## Start
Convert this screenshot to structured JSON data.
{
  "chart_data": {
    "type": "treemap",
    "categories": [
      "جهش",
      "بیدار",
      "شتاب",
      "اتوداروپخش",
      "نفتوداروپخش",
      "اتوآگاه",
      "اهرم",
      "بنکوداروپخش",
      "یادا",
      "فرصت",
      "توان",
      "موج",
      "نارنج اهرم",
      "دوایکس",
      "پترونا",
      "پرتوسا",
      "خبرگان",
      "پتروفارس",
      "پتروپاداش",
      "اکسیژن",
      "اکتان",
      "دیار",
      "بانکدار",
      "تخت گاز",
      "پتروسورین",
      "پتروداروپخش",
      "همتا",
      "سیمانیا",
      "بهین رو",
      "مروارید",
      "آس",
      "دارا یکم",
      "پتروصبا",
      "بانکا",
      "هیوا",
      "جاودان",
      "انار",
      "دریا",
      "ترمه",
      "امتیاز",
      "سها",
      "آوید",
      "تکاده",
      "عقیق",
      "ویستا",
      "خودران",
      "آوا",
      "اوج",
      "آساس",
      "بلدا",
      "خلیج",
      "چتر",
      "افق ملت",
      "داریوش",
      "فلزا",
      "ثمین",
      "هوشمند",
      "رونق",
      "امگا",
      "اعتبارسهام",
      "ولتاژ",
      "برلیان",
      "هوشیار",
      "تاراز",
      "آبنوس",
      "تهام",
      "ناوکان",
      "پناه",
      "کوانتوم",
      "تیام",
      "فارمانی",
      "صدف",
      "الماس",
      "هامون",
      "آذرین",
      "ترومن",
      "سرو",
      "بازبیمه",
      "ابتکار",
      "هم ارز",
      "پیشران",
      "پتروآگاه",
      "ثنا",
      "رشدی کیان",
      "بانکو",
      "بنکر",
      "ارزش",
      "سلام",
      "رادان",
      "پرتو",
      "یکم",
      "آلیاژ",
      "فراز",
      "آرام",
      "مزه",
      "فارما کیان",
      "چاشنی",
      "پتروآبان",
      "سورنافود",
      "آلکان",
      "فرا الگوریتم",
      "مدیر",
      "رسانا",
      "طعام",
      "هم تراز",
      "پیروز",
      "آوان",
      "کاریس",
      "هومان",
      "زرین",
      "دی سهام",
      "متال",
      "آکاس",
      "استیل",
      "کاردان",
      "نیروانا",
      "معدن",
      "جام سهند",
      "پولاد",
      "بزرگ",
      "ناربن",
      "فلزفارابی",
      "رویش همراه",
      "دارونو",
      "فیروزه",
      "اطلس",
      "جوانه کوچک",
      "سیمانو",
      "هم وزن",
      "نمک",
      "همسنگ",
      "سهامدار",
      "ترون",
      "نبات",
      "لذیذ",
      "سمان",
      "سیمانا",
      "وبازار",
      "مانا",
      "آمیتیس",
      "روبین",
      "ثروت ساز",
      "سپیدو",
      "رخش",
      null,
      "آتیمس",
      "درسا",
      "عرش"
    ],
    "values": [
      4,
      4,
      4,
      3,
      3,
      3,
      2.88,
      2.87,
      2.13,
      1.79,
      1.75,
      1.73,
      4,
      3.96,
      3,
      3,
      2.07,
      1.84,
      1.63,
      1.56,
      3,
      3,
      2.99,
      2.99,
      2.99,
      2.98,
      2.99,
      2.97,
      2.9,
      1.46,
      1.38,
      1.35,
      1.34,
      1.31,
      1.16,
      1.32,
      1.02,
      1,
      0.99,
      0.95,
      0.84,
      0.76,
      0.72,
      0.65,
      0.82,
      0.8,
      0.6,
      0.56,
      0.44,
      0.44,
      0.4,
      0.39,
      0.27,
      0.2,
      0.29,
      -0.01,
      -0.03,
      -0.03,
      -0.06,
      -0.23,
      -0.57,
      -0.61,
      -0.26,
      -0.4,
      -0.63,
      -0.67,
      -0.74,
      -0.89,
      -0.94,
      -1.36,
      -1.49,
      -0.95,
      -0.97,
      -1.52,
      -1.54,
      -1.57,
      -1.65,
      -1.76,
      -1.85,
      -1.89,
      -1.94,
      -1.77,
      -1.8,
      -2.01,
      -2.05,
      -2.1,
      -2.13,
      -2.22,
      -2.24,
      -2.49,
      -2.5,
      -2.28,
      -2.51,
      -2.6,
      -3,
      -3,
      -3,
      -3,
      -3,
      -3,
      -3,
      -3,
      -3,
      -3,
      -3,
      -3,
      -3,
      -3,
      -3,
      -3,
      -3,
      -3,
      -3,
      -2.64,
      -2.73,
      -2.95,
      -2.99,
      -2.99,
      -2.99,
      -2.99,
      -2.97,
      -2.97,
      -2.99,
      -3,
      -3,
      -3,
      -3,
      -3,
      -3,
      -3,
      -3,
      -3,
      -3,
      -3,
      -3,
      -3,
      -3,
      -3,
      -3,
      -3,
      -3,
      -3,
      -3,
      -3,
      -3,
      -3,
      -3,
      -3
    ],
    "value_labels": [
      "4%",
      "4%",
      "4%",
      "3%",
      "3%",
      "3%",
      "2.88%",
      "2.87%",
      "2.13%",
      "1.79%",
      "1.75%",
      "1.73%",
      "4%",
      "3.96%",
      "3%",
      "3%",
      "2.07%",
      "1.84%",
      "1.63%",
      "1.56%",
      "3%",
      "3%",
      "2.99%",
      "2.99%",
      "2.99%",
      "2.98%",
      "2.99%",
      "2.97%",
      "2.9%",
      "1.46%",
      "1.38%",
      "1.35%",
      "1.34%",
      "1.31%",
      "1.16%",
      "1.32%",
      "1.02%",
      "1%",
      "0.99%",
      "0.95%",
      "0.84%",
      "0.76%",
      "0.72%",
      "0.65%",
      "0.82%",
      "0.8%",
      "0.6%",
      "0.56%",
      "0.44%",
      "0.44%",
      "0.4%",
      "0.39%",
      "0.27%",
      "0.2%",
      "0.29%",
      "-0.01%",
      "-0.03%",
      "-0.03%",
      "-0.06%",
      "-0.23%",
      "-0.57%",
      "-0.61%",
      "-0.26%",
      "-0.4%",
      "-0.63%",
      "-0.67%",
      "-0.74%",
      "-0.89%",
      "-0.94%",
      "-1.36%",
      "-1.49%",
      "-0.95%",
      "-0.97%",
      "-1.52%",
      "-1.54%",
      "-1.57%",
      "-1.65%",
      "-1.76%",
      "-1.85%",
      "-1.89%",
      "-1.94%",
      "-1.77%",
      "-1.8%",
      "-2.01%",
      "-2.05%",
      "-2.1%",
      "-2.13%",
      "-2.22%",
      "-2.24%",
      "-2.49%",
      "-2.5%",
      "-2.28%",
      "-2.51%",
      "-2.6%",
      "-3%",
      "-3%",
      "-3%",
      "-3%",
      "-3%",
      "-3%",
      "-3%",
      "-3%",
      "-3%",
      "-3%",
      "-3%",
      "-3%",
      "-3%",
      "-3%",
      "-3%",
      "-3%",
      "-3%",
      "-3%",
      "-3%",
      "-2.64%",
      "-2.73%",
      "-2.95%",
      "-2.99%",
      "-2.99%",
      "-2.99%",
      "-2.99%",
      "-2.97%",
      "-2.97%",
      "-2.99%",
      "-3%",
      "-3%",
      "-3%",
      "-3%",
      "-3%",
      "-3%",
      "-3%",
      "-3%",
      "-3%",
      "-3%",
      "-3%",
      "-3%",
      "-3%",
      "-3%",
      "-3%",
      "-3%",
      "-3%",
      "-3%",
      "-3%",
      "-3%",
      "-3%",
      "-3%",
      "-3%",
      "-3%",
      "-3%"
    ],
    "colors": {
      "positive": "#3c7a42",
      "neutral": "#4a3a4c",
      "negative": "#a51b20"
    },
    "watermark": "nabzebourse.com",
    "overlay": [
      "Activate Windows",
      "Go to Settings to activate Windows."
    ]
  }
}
## End
* _YOUR OBJECTIVE_:
Check each line of the records above for the word "Windows", then give the number of lines that have it, with no other words.

* _SOLVED PROBLEM_:
2